***** Estratto del documento *****
# Que d’identifier



## Voce

Salve a tutti!

In un articolo critico nei confronti del "transumanesimo" viene citata una frase di Chantal Delsol:

"Il est possible cependant de lui opposer quelques solides objections. D’abord, _c’est bien mal connaître l’humain_, écrit Chantal Delsol, _*que d’identifier* sa conscience à une clé USB_ (La Haine du Monde, Ed du Cerf 2016)".

Non mi è molto chiara la costruzione della frase in francese, che io ho comunque cercato di tradurre come segue:

"È tuttavia possibile opporvi qualche solida obiezione. In primo luogo, _si conosce proprio male l'essere umano_, scrive Chantal Delsol, _*se lo si identifica* con una chiave USB_ (La Haine du Monde, Ed du Cerf 2016)".

È possibile interpretare il *que d’identifier* di questa frase così come ho fatto o ho preso un abbaglio?

Grazie per ogni suggerimento.


----------



## Voce

Salve, dopo ulteriori ricerche in rete credo di aver già risolto il mio dilemma.
***** Dati *****
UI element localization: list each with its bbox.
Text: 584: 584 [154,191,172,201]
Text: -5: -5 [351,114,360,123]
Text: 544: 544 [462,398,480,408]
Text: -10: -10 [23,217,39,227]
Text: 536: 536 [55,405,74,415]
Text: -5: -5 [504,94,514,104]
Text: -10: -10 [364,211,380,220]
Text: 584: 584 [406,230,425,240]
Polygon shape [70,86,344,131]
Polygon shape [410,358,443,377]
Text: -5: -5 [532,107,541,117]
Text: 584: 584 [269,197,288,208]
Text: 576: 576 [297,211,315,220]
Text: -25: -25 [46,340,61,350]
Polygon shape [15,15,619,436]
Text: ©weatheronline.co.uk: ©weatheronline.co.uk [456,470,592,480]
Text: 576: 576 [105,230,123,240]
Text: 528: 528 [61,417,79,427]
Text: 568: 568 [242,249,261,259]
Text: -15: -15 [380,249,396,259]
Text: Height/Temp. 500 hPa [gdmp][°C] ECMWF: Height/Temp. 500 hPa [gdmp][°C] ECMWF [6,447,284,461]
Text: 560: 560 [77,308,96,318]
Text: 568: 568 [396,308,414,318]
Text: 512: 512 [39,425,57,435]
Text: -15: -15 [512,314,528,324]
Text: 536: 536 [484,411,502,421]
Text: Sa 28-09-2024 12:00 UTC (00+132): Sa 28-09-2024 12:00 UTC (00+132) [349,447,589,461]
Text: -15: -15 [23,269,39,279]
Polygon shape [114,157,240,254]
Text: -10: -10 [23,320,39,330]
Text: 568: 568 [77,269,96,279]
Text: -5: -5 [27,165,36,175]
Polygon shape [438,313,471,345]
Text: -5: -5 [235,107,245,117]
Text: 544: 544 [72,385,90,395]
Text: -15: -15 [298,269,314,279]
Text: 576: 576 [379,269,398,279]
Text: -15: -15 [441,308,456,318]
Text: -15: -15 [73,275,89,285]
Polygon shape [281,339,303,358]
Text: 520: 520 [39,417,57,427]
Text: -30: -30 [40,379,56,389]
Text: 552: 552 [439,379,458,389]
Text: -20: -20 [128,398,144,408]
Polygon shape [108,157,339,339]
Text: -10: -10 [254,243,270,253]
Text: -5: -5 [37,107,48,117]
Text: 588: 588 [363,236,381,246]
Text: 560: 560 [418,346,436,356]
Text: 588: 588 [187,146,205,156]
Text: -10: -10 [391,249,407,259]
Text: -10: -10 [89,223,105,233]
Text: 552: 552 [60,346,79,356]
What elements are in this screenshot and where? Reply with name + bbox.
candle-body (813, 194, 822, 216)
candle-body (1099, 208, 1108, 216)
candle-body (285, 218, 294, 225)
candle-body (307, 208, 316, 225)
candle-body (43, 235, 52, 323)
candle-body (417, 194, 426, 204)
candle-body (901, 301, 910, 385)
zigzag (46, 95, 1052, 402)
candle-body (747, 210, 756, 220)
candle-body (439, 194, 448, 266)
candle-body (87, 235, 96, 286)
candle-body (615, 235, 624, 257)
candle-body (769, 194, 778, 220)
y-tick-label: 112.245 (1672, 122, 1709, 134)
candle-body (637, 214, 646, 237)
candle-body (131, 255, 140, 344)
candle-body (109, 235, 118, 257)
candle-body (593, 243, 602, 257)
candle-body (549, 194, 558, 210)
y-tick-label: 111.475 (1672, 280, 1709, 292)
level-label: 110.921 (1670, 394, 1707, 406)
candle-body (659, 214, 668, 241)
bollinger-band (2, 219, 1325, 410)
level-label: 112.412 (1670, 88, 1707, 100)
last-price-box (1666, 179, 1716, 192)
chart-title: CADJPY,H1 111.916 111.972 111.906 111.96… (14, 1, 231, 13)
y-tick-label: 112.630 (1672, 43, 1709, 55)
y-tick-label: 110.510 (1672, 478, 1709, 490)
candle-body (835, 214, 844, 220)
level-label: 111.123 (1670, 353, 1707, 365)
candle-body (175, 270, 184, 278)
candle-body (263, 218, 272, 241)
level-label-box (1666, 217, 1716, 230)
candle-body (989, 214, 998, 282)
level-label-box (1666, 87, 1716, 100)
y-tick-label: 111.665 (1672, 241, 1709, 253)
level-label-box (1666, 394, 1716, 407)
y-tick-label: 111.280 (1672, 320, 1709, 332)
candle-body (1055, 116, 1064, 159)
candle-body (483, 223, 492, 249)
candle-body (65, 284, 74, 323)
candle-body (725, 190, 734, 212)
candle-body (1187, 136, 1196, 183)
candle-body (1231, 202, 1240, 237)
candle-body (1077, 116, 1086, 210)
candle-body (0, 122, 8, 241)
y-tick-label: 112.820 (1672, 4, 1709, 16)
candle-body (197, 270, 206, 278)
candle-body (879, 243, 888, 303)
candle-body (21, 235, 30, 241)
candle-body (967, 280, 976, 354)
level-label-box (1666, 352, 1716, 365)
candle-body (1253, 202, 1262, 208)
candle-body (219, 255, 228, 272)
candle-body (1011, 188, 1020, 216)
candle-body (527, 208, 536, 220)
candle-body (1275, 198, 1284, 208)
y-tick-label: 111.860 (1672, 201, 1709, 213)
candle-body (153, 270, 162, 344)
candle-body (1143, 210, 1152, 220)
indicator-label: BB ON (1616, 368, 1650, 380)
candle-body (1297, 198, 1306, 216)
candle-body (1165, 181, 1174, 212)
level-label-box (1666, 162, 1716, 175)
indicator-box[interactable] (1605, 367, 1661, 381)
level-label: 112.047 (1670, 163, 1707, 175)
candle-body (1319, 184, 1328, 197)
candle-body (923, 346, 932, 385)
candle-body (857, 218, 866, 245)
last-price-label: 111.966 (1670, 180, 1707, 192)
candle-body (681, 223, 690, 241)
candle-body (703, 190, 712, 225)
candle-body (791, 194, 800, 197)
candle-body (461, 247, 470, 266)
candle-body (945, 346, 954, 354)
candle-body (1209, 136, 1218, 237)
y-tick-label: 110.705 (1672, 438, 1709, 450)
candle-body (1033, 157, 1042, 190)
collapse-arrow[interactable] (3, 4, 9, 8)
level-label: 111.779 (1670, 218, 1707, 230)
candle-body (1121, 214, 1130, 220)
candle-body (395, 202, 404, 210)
*****
■ **Obiettivo**
Riscrivi in forma più breve il paragrafo dell'estratto del documento che comincia con «In un articolo critico», conservandone i fatti principali.

■ **Risposta**
Un articolo contrario al "transumanesimo" cita una frase di Chantal Delsol.